--- PROBLEM REQUIREMENTS ---
Copy out the listing lines from the line containing "19, 809, 65]" through the line containing "180, 101, 211]", swapping "Last updated" for "Refreshed" and keeping everything else the same. Give only those lines.

--- DATA FOR THE TASK ---
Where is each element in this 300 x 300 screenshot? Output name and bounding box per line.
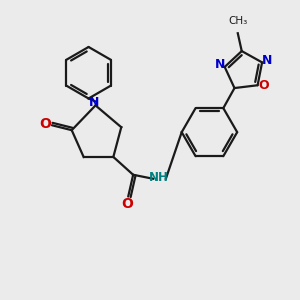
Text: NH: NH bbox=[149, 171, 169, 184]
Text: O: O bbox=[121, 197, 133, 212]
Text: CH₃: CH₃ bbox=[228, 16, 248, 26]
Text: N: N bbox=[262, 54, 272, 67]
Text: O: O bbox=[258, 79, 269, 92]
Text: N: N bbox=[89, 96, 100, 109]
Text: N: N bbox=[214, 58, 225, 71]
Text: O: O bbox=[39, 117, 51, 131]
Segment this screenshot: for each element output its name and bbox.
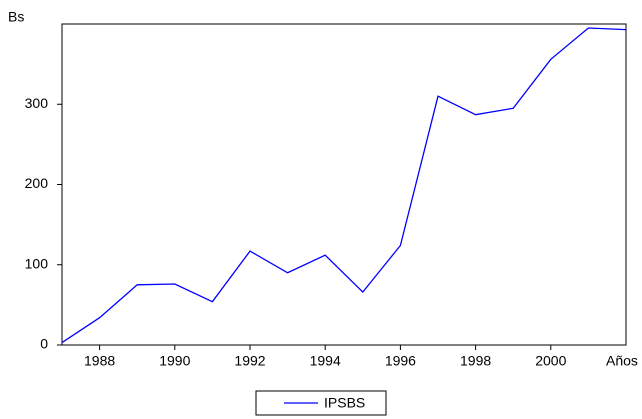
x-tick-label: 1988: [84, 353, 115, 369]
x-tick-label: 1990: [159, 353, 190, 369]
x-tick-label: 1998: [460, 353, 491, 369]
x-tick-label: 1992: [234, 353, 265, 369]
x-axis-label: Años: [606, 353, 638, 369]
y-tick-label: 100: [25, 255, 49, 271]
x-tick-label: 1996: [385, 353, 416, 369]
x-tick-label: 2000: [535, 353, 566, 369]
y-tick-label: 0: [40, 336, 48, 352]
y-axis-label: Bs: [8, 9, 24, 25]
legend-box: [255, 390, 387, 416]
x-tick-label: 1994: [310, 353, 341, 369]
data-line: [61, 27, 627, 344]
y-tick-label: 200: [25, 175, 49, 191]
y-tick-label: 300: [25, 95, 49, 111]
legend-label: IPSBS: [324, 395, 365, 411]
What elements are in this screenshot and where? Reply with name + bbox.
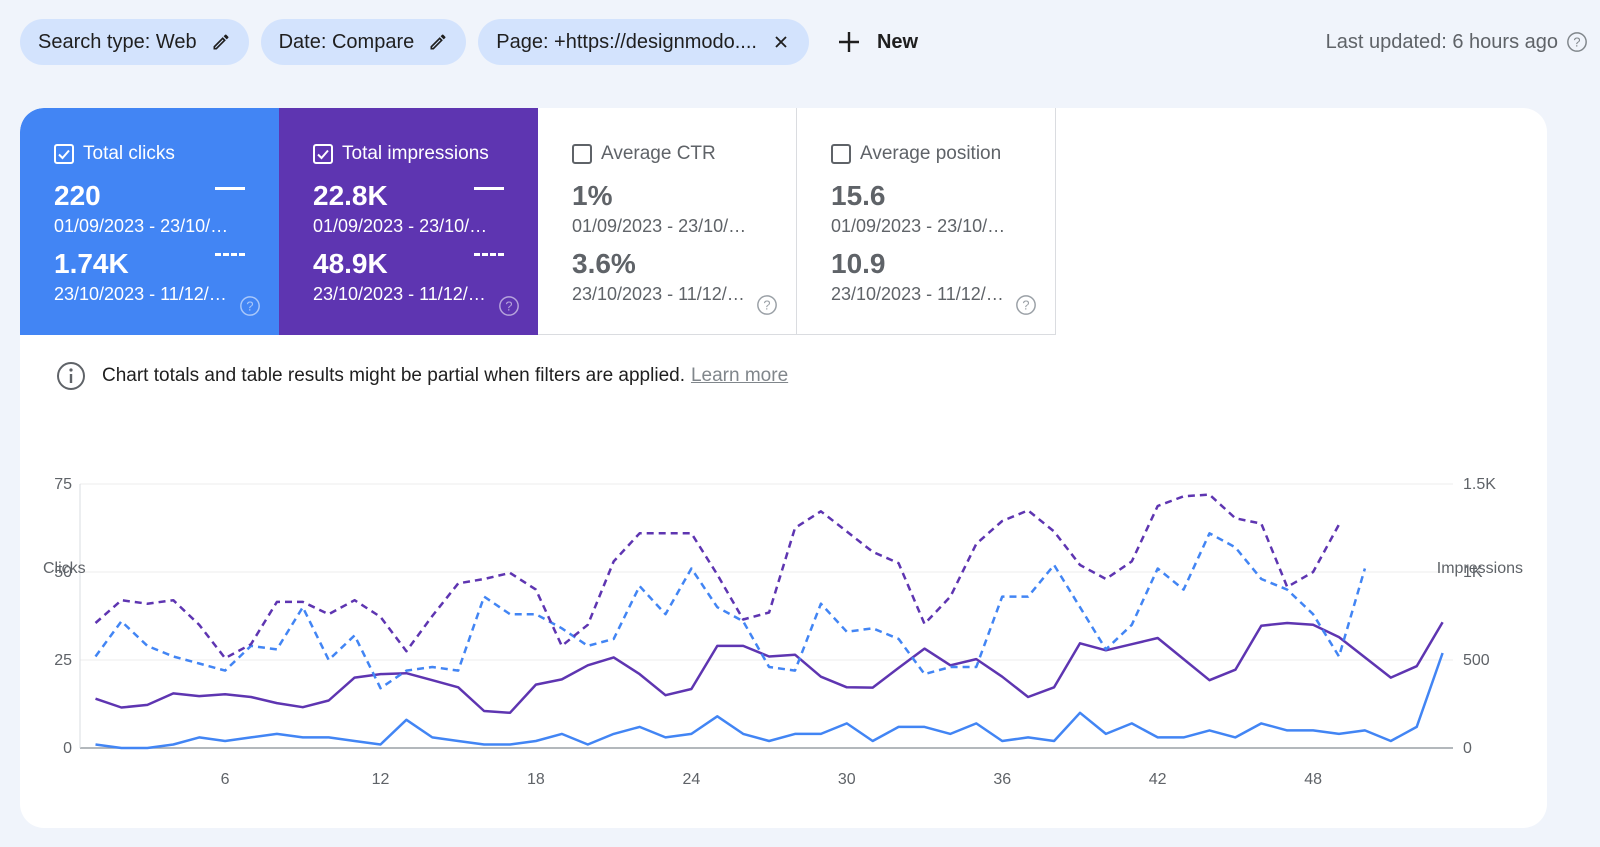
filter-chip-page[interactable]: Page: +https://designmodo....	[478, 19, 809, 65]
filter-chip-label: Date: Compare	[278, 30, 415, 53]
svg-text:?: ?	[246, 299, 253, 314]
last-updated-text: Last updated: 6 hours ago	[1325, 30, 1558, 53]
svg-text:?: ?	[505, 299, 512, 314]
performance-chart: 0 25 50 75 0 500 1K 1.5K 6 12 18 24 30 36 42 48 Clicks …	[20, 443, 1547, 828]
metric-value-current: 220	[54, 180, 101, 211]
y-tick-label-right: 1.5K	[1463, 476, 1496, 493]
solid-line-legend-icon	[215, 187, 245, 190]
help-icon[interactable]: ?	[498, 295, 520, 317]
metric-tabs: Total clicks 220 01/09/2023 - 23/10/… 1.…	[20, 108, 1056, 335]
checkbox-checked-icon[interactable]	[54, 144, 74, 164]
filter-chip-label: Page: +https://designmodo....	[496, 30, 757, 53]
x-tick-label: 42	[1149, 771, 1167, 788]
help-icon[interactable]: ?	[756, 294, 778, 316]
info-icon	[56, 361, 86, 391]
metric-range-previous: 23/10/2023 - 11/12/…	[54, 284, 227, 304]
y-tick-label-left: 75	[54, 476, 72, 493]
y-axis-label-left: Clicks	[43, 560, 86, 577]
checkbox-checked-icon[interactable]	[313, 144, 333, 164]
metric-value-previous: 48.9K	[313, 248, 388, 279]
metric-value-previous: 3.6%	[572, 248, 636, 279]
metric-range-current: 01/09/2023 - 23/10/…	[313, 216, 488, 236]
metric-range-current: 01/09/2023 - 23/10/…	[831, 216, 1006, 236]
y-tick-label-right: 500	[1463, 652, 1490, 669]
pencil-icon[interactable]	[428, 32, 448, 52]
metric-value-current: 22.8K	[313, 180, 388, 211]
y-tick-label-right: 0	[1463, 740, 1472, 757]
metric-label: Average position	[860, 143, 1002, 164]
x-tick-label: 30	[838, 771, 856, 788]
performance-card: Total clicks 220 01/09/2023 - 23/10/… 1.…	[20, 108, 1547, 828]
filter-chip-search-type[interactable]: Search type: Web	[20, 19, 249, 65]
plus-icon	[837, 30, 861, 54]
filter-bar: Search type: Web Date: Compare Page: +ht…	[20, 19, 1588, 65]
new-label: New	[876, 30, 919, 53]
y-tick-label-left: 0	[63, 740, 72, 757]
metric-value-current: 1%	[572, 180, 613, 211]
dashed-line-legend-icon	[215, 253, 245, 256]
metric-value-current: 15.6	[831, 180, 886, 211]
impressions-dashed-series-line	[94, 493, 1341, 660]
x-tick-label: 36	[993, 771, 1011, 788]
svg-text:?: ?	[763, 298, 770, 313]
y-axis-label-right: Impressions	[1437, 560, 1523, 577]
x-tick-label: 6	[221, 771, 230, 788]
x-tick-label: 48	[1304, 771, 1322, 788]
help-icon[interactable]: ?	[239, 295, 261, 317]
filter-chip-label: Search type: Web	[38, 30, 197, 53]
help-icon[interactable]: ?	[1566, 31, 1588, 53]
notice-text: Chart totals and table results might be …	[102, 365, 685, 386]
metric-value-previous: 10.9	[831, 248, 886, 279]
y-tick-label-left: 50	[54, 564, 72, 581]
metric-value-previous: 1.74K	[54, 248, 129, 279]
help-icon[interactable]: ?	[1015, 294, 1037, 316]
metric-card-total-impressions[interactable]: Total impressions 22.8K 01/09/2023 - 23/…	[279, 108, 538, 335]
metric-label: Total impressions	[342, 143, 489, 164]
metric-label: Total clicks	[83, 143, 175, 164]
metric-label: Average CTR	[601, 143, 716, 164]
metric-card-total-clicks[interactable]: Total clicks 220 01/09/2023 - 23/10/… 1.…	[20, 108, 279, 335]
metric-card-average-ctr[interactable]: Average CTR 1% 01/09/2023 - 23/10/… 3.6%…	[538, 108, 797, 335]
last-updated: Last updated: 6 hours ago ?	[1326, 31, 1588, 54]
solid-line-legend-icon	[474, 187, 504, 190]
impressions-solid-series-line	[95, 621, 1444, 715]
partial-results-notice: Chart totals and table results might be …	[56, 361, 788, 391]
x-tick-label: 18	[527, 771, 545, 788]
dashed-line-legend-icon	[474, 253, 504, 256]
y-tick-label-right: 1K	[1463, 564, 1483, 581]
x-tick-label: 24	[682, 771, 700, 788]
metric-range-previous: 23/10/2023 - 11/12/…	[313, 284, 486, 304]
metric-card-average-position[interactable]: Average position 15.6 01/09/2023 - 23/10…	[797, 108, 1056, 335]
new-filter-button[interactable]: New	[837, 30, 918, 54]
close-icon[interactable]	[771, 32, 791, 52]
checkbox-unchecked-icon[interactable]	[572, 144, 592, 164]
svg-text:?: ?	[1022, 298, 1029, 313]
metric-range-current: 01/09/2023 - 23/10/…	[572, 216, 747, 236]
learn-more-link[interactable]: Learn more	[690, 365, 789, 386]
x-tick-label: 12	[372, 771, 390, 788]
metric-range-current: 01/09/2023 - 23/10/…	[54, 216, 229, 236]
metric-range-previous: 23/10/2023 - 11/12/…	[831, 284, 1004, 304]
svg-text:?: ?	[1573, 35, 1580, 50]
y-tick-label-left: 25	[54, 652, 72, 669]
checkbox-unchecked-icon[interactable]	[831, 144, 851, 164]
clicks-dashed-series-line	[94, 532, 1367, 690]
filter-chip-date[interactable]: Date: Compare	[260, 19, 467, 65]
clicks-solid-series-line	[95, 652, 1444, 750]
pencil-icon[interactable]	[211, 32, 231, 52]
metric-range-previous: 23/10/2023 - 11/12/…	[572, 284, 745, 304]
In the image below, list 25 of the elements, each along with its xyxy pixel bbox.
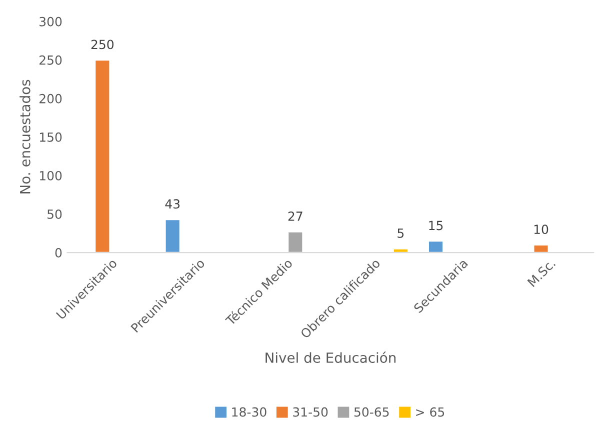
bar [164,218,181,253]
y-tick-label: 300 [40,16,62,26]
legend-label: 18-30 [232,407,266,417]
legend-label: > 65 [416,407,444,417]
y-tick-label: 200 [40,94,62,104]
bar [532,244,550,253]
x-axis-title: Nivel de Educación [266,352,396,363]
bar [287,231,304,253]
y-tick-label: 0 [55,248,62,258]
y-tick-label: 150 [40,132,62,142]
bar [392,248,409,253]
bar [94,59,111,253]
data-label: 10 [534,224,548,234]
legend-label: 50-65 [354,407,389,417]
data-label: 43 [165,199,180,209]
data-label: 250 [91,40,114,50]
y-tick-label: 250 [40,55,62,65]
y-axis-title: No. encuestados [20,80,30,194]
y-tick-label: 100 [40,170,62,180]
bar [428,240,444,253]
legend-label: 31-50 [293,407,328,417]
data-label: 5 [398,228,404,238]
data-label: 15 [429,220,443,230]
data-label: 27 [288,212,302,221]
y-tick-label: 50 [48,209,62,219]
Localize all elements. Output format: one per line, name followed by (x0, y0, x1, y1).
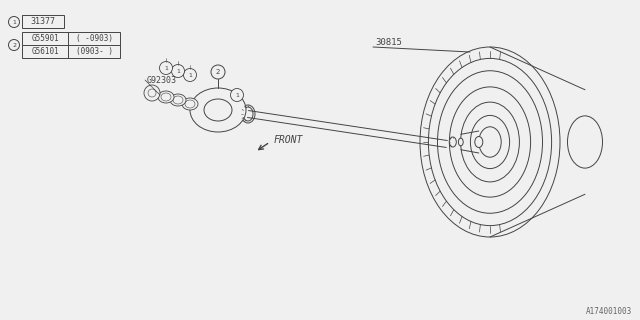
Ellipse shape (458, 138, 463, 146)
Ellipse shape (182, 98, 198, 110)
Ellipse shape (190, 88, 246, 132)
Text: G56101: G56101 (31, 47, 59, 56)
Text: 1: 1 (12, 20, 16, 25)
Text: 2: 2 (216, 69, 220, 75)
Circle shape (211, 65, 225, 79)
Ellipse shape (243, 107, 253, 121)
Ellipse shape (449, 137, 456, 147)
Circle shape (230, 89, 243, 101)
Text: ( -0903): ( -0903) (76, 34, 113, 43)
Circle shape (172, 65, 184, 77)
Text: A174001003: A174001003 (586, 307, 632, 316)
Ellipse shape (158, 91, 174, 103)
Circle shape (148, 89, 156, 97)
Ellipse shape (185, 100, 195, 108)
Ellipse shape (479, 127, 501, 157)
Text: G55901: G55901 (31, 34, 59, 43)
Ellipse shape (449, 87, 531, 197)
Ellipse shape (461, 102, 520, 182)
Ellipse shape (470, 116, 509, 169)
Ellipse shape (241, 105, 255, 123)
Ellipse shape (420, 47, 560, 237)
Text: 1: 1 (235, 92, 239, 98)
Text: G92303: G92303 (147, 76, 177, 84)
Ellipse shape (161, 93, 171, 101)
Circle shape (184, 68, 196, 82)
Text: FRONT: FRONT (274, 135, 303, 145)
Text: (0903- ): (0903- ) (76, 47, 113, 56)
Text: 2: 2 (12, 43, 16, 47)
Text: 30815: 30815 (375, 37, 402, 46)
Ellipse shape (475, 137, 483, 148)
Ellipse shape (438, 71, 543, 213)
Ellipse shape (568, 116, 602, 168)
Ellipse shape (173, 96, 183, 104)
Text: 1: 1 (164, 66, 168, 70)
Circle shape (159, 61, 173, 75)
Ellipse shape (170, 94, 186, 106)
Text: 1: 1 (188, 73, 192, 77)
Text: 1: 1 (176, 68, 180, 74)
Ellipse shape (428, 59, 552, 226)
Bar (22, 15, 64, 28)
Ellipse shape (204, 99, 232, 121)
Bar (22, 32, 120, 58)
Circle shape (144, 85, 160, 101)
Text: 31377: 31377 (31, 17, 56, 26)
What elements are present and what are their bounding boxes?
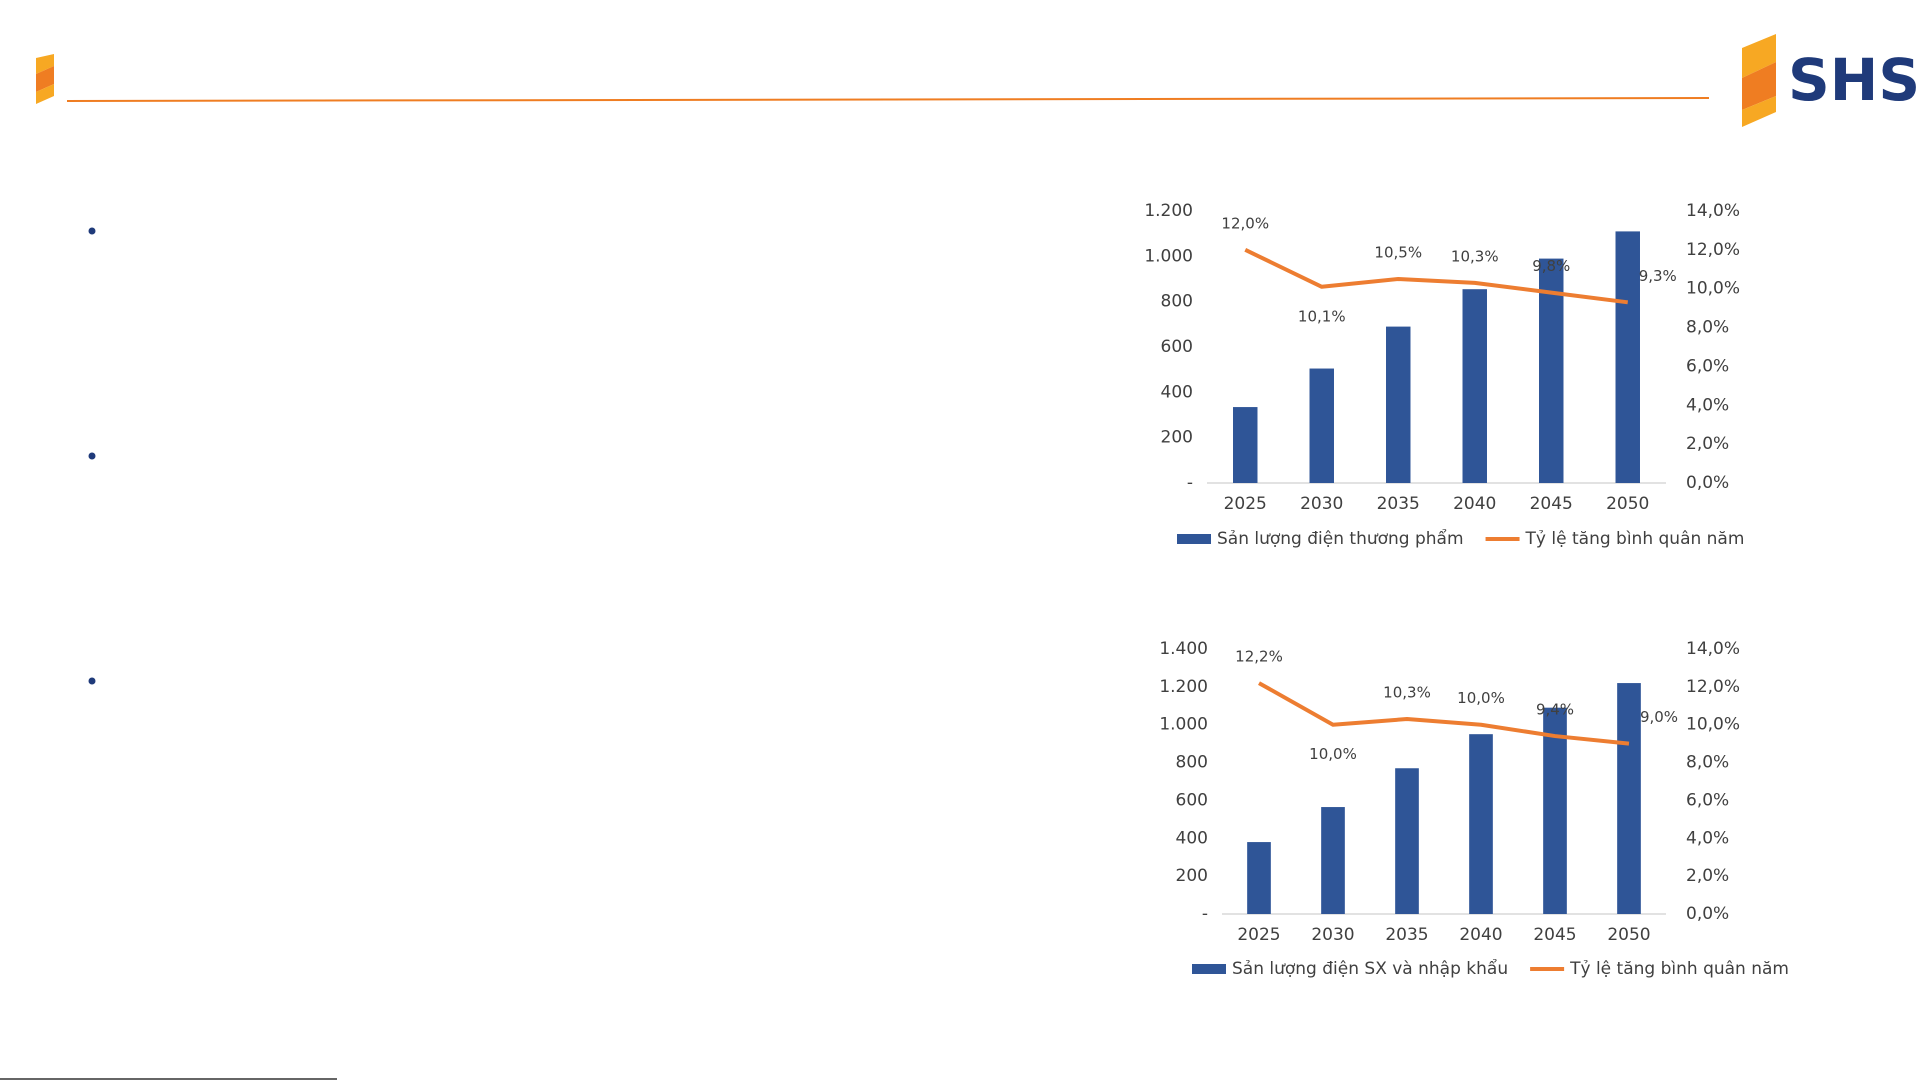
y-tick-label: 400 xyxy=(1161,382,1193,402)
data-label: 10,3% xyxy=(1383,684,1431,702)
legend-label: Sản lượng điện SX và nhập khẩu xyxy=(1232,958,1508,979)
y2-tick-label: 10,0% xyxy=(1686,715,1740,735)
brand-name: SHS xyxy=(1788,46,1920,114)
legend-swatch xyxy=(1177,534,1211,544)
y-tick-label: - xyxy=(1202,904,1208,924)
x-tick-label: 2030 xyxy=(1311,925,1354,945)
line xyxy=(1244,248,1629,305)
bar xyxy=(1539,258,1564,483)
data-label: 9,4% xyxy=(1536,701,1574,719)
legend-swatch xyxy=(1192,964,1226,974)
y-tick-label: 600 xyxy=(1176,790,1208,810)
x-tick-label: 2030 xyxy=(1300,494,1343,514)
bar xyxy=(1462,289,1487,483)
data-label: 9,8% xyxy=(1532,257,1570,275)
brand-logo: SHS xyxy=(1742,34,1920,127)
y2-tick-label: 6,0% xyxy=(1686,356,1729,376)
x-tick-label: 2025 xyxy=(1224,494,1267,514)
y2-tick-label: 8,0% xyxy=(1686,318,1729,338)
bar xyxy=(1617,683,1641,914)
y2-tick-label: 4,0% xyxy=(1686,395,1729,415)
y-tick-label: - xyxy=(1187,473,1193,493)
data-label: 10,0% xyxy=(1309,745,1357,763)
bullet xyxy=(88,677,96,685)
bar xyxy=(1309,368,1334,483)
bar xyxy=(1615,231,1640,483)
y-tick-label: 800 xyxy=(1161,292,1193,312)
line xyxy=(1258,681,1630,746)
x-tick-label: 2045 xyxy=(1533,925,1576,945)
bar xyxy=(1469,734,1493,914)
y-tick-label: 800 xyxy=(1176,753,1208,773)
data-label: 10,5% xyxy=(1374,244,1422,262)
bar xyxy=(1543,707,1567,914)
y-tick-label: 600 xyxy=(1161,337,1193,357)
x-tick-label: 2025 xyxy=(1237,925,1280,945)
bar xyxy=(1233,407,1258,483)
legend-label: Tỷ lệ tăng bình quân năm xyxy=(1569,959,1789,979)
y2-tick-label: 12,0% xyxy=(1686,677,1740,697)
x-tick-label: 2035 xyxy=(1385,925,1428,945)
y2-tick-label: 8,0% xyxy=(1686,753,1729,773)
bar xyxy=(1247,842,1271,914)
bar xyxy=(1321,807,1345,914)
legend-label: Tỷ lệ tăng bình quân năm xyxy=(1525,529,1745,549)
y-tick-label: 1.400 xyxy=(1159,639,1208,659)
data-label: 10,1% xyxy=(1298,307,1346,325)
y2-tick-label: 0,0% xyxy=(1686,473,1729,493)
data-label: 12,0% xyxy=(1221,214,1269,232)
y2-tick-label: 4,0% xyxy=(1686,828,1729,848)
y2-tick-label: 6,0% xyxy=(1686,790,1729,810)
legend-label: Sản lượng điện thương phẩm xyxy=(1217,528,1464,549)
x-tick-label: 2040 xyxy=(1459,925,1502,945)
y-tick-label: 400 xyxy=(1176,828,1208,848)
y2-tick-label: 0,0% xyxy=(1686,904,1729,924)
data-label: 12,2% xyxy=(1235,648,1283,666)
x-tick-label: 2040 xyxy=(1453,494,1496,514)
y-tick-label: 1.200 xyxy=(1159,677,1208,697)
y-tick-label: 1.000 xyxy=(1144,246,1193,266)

--- RESULT OF THIS EXERCISE ---
filter-chip-page[interactable]: Page: +https://designmodo....	[478, 19, 809, 65]
filter-chip-label: Date: Compare	[278, 30, 415, 53]
svg-text:?: ?	[246, 299, 253, 314]
last-updated-text: Refreshed: 6 hours ago	[1325, 30, 1558, 53]
svg-text:?: ?	[505, 299, 512, 314]
performance-chart: 0 25 50 75 0 500 1K 1.5K 6 12 18 24 30 36 42 48 Clicks …	[20, 443, 1547, 828]
metric-value-current: 220	[54, 180, 101, 211]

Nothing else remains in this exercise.